### THE PROBLEM
Quote the lines of the data below word for word, beginning at the line that contains "pitch-max: 127 xyxy=(126,350,173,380)" and stopping after the line that contains "pitch-row: チェンジアップ 127".

Layout element entries:
..............................

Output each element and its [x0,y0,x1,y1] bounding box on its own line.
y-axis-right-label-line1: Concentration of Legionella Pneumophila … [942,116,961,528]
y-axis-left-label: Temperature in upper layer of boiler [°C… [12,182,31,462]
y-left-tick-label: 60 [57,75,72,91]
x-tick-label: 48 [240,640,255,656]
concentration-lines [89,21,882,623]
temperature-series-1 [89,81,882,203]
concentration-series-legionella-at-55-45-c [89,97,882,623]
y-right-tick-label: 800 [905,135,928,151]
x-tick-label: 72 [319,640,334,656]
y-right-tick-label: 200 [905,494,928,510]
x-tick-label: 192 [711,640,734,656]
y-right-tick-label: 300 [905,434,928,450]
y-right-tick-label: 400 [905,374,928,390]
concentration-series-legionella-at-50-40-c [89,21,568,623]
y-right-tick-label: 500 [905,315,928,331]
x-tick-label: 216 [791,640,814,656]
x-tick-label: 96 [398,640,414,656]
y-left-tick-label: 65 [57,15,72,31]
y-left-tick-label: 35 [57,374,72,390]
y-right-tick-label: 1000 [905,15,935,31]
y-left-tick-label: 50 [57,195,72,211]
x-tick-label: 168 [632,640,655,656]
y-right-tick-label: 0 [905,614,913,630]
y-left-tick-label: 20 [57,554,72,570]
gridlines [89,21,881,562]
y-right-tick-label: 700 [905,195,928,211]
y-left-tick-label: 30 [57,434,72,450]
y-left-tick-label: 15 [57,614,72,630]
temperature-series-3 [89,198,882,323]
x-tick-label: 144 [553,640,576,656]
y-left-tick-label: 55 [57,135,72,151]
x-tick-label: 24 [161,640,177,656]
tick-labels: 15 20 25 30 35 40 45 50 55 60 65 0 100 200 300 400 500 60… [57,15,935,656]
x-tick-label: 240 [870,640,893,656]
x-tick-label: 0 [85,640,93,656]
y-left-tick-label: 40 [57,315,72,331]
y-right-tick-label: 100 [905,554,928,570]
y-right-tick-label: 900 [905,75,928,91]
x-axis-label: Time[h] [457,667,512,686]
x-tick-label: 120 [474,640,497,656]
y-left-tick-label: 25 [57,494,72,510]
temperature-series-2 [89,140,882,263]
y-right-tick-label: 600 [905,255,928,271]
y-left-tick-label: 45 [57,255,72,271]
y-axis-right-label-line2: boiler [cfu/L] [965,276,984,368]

..............................

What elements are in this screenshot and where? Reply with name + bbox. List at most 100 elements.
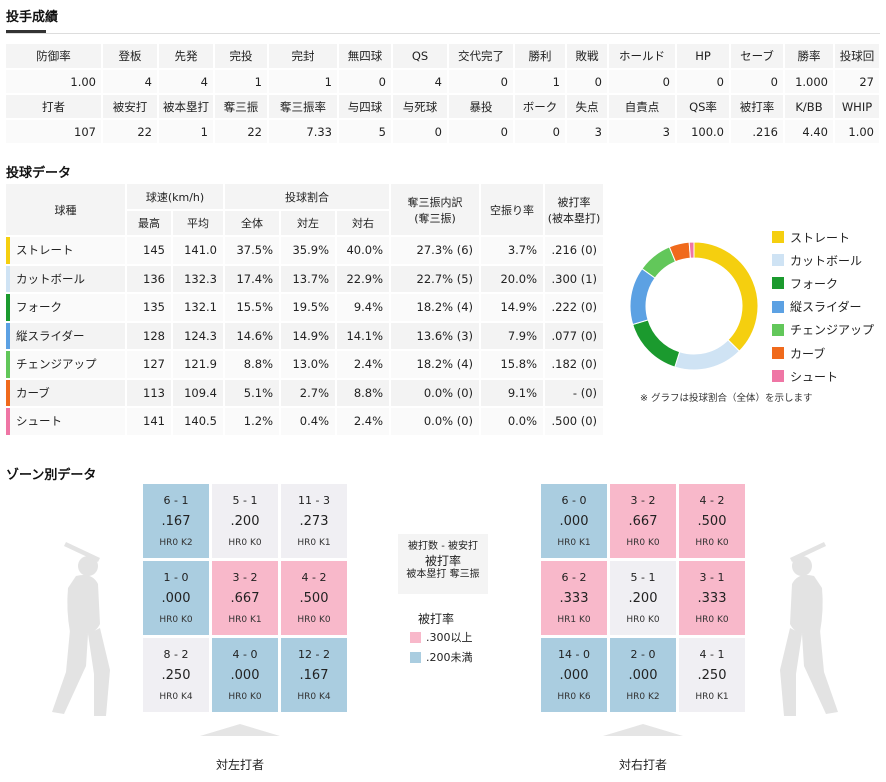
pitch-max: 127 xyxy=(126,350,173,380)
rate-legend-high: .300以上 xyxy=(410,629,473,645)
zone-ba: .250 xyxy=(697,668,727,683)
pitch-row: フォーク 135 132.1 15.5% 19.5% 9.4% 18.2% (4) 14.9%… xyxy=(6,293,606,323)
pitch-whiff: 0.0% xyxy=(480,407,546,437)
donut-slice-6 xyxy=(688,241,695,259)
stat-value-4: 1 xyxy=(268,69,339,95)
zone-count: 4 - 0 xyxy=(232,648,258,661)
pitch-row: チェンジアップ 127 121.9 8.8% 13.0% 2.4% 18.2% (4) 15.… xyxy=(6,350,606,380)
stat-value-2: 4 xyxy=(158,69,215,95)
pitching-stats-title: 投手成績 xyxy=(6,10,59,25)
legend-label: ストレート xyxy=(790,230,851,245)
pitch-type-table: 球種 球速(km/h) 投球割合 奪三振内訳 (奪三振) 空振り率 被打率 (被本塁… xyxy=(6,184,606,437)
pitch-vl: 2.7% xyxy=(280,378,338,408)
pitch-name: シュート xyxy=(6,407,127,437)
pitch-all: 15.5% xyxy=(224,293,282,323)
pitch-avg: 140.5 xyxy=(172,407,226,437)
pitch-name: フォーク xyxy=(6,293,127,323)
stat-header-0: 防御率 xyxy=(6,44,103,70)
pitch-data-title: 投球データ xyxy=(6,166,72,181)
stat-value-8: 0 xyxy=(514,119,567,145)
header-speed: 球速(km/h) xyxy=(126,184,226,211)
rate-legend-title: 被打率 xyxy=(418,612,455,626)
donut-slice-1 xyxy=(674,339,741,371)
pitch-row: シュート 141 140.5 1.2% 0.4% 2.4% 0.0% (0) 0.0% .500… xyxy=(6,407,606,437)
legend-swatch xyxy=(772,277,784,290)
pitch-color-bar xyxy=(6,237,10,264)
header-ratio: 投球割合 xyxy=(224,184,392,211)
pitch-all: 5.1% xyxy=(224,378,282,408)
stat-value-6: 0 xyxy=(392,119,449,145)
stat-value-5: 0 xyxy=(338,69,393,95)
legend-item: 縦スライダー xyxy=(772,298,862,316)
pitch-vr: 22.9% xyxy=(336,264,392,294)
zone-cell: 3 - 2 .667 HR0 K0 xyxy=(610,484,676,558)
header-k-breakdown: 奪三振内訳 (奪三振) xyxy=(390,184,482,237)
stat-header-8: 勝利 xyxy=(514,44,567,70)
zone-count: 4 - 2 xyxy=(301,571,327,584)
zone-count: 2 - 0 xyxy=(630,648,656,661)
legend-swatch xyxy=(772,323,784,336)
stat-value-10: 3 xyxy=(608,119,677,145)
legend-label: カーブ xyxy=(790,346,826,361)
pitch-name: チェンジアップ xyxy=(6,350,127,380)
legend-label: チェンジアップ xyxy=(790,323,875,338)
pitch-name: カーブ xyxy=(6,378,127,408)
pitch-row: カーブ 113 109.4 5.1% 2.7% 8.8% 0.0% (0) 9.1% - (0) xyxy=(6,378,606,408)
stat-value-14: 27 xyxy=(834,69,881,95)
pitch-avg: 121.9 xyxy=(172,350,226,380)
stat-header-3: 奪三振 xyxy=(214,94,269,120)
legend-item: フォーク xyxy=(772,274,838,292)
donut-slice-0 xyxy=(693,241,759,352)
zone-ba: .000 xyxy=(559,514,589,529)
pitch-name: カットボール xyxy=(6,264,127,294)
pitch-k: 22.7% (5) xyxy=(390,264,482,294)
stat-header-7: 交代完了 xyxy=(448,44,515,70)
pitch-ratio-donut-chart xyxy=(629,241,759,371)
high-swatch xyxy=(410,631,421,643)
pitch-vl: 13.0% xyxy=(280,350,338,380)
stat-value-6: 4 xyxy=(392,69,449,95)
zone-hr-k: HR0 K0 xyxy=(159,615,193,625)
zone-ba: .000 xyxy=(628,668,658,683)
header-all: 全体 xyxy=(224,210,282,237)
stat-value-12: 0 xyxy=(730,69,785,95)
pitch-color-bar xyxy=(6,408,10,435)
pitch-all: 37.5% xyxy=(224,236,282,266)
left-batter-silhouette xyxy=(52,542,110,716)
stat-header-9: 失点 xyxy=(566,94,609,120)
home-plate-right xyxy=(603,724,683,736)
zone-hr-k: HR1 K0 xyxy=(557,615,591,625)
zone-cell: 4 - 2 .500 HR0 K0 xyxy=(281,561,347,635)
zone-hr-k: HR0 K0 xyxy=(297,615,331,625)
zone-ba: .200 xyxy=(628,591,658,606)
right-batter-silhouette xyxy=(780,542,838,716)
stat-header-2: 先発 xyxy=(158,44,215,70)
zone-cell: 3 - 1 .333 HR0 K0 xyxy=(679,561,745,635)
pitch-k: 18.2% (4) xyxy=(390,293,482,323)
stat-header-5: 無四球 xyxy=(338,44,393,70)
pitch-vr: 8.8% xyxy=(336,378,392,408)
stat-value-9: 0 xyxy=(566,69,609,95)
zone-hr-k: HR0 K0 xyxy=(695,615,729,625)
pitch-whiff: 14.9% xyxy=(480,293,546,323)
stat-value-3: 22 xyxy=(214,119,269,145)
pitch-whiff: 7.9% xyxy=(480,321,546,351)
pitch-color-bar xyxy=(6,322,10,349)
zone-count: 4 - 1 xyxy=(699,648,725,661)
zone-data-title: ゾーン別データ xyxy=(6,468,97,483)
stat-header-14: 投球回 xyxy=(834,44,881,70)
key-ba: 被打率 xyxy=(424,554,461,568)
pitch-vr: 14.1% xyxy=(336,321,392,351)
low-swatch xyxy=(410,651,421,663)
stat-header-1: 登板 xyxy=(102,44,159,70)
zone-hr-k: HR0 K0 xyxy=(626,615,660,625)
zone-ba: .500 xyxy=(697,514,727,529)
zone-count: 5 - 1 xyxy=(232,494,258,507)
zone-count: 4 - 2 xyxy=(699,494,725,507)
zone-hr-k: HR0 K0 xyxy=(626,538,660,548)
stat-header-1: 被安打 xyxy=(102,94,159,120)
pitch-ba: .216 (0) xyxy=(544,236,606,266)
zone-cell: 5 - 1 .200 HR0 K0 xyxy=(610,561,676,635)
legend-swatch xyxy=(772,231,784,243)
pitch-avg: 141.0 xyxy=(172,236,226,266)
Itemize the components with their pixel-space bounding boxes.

..............................

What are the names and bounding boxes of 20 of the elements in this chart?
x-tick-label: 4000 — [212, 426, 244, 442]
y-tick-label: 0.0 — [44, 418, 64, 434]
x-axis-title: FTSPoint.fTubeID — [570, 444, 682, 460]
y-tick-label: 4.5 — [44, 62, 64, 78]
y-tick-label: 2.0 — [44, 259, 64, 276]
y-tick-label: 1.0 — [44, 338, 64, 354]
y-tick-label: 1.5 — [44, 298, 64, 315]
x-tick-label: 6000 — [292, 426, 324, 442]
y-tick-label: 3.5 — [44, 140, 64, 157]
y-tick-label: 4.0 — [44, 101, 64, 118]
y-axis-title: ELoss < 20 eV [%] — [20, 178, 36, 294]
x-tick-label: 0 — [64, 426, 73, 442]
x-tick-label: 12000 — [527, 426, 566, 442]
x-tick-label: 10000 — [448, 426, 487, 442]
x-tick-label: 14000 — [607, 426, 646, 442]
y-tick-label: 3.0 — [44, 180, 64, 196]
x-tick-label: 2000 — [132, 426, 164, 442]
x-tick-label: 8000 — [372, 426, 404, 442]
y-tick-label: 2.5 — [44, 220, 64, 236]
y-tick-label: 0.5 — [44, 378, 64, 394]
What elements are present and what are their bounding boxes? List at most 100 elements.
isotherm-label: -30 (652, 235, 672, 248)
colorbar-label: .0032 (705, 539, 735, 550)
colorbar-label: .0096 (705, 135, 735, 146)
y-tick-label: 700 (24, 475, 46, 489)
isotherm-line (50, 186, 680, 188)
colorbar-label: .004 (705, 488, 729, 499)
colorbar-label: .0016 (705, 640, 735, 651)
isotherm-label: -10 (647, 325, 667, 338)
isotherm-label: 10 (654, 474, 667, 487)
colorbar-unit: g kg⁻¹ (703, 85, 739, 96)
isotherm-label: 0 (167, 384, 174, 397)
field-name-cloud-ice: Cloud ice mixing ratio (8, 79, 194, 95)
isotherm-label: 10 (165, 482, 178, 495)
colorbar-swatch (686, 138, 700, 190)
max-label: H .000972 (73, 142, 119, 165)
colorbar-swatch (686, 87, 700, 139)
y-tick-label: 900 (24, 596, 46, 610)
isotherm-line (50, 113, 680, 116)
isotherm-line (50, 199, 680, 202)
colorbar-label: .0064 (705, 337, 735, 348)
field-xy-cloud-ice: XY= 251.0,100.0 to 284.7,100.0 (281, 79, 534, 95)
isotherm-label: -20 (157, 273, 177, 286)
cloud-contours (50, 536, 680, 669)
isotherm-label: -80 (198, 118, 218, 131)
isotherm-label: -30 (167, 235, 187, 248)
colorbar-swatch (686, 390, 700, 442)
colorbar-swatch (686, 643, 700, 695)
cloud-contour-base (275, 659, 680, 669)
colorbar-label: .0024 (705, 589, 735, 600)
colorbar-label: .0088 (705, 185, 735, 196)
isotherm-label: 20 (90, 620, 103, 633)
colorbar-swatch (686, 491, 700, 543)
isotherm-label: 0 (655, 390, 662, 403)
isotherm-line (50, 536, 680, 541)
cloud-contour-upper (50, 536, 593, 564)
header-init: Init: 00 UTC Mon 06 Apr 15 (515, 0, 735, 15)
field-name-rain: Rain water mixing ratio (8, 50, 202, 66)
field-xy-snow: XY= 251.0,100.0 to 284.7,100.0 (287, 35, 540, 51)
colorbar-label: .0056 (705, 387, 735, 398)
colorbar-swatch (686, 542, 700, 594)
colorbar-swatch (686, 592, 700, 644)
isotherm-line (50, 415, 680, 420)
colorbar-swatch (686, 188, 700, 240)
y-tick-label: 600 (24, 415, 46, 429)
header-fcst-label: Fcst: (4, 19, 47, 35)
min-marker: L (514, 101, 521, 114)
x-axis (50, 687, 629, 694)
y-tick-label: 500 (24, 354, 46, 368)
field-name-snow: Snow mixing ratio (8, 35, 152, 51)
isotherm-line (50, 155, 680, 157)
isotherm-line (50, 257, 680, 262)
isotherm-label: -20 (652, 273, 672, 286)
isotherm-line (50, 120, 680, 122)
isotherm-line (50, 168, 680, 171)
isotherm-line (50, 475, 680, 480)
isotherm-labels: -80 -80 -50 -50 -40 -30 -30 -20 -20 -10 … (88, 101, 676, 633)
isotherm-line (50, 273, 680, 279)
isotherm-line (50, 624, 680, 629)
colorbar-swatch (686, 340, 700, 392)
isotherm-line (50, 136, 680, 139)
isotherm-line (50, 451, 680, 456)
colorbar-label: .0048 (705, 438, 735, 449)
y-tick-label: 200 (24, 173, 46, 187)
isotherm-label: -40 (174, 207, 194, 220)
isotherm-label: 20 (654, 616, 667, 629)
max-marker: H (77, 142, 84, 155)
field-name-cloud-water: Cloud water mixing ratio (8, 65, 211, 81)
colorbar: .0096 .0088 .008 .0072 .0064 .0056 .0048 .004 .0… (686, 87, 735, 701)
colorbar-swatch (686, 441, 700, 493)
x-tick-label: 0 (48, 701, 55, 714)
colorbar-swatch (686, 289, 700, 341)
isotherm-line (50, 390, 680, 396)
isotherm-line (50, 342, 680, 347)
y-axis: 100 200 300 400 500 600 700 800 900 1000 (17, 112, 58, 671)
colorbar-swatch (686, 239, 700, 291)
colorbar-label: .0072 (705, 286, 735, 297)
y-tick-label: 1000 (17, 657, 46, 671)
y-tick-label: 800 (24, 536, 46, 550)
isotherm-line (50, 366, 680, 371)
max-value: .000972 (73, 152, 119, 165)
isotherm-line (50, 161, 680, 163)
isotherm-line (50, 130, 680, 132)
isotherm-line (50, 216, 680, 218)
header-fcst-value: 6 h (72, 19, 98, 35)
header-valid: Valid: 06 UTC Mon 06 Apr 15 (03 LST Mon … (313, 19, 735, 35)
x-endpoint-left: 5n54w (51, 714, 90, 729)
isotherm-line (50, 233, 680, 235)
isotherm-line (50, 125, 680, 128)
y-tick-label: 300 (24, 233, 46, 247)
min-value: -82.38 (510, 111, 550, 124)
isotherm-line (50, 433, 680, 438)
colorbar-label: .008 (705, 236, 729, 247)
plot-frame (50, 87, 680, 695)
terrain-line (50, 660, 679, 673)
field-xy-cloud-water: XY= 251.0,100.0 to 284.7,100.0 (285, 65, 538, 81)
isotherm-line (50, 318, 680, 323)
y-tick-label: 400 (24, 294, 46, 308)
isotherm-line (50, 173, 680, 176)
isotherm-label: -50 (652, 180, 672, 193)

..............................

### WRITTEN SOLUTION
pitch-max: 127 xyxy=(126,350,173,380)
rate-legend-high: .300以上 xyxy=(410,629,473,645)
zone-ba: .250 xyxy=(697,668,727,683)
pitch-row: フォーク 135 132.1 15.5% 19.5% 9.4% 18.2% (4) 14.9%… xyxy=(6,293,606,323)
pitch-whiff: 0.0% xyxy=(480,407,546,437)
donut-slice-6 xyxy=(688,241,695,259)
stat-value-4: 1 xyxy=(268,69,339,95)
zone-count: 4 - 0 xyxy=(232,648,258,661)
pitch-row: チェンジアップ 127 121.9 8.8% 13.0% 2.4% 18.2% (4) 15.… xyxy=(6,350,606,380)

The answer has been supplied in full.